→ TASK DETAILS:
Read the listing below and copy out every line that holds "moving".

→ MATERIAL FOR THE TASK:
[START]
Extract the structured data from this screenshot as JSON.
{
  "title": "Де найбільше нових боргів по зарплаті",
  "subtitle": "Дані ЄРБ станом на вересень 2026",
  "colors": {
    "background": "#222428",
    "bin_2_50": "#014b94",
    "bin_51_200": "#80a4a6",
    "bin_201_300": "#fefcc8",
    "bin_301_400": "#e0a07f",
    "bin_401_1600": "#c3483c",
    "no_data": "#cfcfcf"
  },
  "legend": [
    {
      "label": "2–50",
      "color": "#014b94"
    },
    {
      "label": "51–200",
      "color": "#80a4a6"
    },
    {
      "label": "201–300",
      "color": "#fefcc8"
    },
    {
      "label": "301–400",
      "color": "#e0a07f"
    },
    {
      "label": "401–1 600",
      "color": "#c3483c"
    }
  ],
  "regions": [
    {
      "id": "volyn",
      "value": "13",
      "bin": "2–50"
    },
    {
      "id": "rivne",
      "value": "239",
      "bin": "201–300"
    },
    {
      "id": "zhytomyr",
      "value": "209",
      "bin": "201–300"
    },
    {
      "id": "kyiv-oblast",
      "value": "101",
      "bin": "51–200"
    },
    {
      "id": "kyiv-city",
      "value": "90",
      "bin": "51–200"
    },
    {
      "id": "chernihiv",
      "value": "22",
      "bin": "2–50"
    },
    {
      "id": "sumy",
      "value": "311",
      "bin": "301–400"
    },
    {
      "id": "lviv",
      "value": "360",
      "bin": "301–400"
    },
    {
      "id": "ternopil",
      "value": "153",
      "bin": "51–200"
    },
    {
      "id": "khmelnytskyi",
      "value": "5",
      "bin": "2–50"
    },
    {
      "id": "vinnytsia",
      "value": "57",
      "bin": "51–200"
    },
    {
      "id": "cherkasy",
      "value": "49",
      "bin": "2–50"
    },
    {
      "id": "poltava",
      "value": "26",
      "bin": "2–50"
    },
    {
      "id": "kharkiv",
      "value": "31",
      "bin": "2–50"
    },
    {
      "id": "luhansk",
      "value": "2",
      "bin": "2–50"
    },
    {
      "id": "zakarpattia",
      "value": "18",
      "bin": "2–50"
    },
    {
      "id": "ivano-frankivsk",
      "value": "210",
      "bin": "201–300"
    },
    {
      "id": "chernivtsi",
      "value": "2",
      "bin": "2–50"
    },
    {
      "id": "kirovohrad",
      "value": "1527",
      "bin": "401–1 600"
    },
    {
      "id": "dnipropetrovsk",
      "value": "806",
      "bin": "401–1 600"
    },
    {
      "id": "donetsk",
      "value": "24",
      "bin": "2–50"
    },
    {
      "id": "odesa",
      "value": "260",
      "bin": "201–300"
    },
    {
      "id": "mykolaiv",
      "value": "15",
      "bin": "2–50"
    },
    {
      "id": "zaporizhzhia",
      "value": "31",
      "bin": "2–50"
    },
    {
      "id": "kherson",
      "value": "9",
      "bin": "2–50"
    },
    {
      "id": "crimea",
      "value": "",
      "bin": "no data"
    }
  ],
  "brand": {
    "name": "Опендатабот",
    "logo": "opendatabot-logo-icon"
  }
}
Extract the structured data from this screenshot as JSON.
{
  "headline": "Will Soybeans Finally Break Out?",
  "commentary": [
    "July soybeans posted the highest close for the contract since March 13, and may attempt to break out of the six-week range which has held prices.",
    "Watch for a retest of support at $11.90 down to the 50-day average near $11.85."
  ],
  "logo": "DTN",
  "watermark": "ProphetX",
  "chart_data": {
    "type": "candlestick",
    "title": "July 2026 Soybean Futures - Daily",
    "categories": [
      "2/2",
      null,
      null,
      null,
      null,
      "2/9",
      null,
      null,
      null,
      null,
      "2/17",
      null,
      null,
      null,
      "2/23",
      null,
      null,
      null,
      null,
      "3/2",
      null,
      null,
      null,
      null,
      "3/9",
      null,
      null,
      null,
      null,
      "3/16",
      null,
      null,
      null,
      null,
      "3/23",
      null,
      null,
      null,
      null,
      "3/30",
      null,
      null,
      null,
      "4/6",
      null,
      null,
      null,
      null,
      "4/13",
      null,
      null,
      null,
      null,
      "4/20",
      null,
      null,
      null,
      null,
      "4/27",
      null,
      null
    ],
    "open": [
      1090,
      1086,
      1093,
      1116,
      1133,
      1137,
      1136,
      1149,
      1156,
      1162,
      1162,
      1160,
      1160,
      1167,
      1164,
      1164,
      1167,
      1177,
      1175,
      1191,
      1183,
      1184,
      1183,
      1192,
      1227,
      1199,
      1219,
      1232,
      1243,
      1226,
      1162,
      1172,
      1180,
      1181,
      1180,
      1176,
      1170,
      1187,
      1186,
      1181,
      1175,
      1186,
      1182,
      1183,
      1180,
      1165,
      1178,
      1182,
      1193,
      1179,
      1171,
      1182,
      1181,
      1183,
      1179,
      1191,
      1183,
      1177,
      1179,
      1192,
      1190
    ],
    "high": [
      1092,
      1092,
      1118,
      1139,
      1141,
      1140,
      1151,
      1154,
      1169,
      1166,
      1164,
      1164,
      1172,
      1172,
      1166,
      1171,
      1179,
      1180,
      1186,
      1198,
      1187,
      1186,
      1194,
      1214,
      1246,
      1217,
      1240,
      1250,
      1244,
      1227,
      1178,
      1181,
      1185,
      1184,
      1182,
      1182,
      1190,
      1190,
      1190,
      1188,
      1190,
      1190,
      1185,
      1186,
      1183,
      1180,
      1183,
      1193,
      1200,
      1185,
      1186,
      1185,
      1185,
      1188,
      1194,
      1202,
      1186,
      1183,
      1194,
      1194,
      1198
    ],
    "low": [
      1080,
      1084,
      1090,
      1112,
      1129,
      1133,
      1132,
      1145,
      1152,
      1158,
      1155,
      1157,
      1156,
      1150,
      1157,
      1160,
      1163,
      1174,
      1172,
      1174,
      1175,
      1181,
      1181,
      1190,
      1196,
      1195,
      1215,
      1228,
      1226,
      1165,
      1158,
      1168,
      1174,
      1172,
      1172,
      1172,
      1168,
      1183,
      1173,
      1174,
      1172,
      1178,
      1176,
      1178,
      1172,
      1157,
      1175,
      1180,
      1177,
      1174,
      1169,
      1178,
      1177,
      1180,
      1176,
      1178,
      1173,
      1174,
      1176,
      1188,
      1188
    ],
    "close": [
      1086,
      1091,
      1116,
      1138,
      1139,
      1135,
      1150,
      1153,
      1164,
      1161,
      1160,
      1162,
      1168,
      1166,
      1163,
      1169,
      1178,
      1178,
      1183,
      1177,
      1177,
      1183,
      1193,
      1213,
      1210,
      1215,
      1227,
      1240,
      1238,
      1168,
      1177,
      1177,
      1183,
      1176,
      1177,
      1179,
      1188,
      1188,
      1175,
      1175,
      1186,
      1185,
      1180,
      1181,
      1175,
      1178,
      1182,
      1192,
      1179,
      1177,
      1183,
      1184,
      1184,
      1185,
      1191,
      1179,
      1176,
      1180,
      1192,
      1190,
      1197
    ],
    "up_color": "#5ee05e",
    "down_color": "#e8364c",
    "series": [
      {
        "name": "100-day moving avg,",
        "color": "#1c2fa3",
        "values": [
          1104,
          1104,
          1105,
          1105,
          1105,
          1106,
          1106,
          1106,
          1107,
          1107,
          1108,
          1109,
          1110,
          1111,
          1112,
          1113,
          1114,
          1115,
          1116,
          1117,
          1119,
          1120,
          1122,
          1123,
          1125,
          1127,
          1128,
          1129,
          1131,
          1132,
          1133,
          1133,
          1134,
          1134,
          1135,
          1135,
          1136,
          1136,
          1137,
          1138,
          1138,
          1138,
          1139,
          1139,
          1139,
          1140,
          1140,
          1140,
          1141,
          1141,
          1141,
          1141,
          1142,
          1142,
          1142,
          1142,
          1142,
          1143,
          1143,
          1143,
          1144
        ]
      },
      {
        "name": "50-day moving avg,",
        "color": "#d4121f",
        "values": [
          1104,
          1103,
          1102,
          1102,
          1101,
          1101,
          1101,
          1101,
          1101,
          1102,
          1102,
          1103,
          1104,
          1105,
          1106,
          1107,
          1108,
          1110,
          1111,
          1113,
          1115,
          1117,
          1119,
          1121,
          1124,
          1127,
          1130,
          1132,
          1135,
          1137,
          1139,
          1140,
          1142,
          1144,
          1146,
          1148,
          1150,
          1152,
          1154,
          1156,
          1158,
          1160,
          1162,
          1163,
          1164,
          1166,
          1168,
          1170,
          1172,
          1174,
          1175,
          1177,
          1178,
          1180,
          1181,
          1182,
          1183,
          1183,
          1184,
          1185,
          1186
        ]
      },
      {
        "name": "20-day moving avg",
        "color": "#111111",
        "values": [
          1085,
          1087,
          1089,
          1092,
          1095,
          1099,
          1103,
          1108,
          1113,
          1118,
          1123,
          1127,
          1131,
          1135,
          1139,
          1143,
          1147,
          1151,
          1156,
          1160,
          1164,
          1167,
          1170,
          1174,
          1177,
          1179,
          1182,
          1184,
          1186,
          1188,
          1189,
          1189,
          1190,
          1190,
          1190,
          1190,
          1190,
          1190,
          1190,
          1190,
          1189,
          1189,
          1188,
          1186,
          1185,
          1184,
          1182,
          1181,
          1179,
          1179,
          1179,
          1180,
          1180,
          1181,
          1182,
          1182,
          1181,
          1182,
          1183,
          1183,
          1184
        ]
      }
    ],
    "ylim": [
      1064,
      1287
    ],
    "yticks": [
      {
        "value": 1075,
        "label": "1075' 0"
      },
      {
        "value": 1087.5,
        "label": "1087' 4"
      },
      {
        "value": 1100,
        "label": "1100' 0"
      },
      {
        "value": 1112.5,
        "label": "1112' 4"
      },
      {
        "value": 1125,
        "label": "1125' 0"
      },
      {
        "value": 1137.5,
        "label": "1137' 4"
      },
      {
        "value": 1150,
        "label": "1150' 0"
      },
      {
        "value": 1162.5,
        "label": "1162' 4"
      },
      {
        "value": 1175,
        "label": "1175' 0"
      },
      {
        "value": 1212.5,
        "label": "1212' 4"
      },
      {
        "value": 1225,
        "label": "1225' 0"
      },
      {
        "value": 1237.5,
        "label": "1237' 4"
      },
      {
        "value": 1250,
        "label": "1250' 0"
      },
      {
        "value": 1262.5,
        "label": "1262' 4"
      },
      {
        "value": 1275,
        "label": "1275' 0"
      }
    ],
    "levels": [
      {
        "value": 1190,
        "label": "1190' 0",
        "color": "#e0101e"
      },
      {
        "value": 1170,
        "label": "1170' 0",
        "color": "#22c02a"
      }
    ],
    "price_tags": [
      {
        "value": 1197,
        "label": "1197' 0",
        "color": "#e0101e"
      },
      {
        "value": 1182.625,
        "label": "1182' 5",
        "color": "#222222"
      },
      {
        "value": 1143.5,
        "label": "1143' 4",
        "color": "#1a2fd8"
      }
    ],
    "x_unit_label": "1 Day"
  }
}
[END]
→ TASK SOLUTION:
        "name": "100-day moving avg,",
        "name": "50-day moving avg,",
        "name": "20-day moving avg",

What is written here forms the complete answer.